===== RECORD EXCERPTS =====

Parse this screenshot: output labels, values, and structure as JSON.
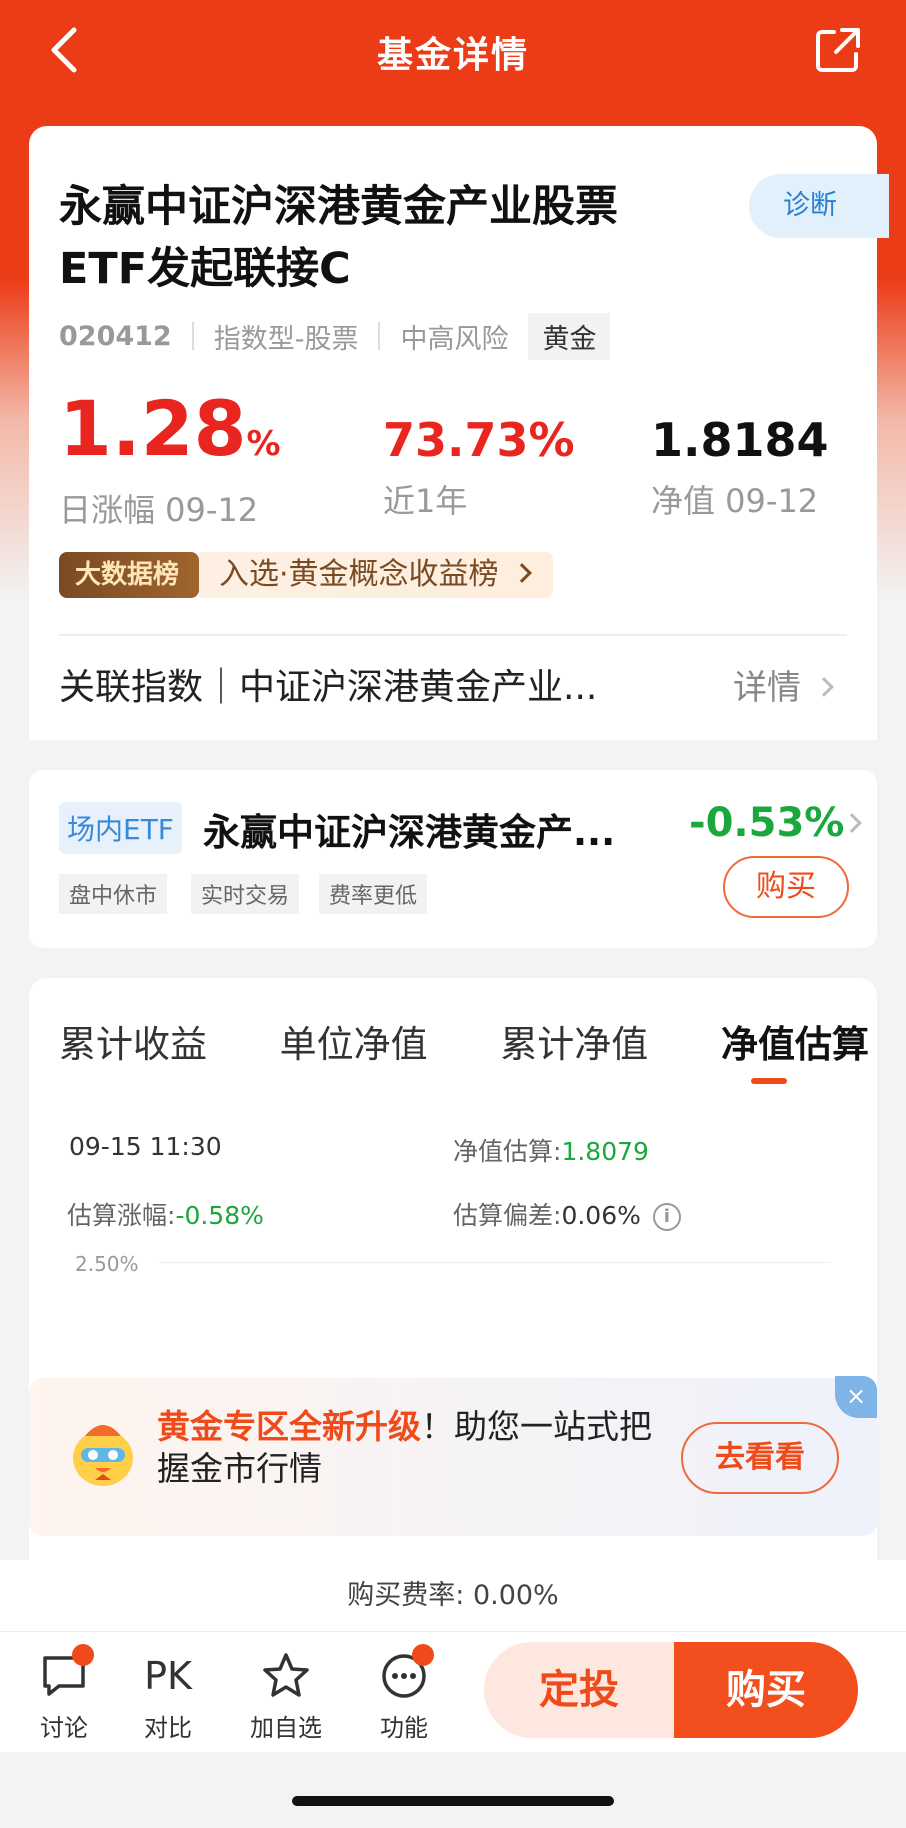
{
  "header": {
    "title": "基金详情"
  },
  "fund": {
    "name_line1": "永赢中证沪深港黄金产业股票",
    "name_line2": "ETF发起联接C",
    "diagnose": "诊断",
    "code": "020412",
    "type": "指数型-股票",
    "risk": "中高风险",
    "tag": "黄金",
    "daily_change": "1.28",
    "daily_change_unit": "%",
    "daily_label": "日涨幅 09-12",
    "year_return": "73.73%",
    "year_label": "近1年",
    "nav": "1.8184",
    "nav_label": "净值 09-12",
    "rank_badge": "大数据榜",
    "rank_text": "入选·黄金概念收益榜",
    "related_index": "关联指数｜中证沪深港黄金产业...",
    "related_detail": "详情"
  },
  "etf": {
    "tag": "场内ETF",
    "name": "永赢中证沪深港黄金产...",
    "change": "-0.53%",
    "chips": [
      "盘中休市",
      "实时交易",
      "费率更低"
    ],
    "buy": "购买"
  },
  "tabs": [
    {
      "label": "累计收益",
      "active": false
    },
    {
      "label": "单位净值",
      "active": false
    },
    {
      "label": "累计净值",
      "active": false
    },
    {
      "label": "净值估算",
      "active": true
    }
  ],
  "estimate": {
    "time": "09-15 11:30",
    "nav_label": "净值估算:",
    "nav_value": "1.8079",
    "change_label": "估算涨幅:",
    "change_value": "-0.58%",
    "deviation_label": "估算偏差:",
    "deviation_value": "0.06%",
    "y_tick_top": "2.50%"
  },
  "banner": {
    "highlight": "黄金专区全新升级",
    "text": "！助您一站式把握金市行情",
    "button": "去看看",
    "close": "×"
  },
  "fee": {
    "text": "购买费率: 0.00%"
  },
  "bottom_nav": [
    {
      "label": "讨论",
      "icon": "chat-icon"
    },
    {
      "label": "对比",
      "icon": "pk-icon",
      "glyph": "PK"
    },
    {
      "label": "加自选",
      "icon": "star-icon"
    },
    {
      "label": "功能",
      "icon": "more-icon"
    }
  ],
  "actions": {
    "sip": "定投",
    "buy": "购买"
  },
  "colors": {
    "brand": "#ef4b1a",
    "up": "#e8251e",
    "down": "#1aa83c"
  }
}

=====

Take the data above and repeat it exactly, leaving each picture out.

EXERCISE OUTPUT »
Parse this screenshot: output labels, values, and structure as JSON.
{
  "header": {
    "title": "基金详情"
  },
  "fund": {
    "name_line1": "永赢中证沪深港黄金产业股票",
    "name_line2": "ETF发起联接C",
    "diagnose": "诊断",
    "code": "020412",
    "type": "指数型-股票",
    "risk": "中高风险",
    "tag": "黄金",
    "daily_change": "1.28",
    "daily_change_unit": "%",
    "daily_label": "日涨幅 09-12",
    "year_return": "73.73%",
    "year_label": "近1年",
    "nav": "1.8184",
    "nav_label": "净值 09-12",
    "rank_badge": "大数据榜",
    "rank_text": "入选·黄金概念收益榜",
    "related_index": "关联指数｜中证沪深港黄金产业...",
    "related_detail": "详情"
  },
  "etf": {
    "tag": "场内ETF",
    "name": "永赢中证沪深港黄金产...",
    "change": "-0.53%",
    "chips": [
      "盘中休市",
      "实时交易",
      "费率更低"
    ],
    "buy": "购买"
  },
  "tabs": [
    {
      "label": "累计收益",
      "active": false
    },
    {
      "label": "单位净值",
      "active": false
    },
    {
      "label": "累计净值",
      "active": false
    },
    {
      "label": "净值估算",
      "active": true
    }
  ],
  "estimate": {
    "time": "09-15 11:30",
    "nav_label": "净值估算:",
    "nav_value": "1.8079",
    "change_label": "估算涨幅:",
    "change_value": "-0.58%",
    "deviation_label": "估算偏差:",
    "deviation_value": "0.06%",
    "y_tick_top": "2.50%"
  },
  "banner": {
    "highlight": "黄金专区全新升级",
    "text": "！助您一站式把握金市行情",
    "button": "去看看",
    "close": "×"
  },
  "fee": {
    "text": "购买费率: 0.00%"
  },
  "bottom_nav": [
    {
      "label": "讨论",
      "icon": "chat-icon"
    },
    {
      "label": "对比",
      "icon": "pk-icon",
      "glyph": "PK"
    },
    {
      "label": "加自选",
      "icon": "star-icon"
    },
    {
      "label": "功能",
      "icon": "more-icon"
    }
  ],
  "actions": {
    "sip": "定投",
    "buy": "购买"
  },
  "colors": {
    "brand": "#ef4b1a",
    "up": "#e8251e",
    "down": "#1aa83c"
  }
}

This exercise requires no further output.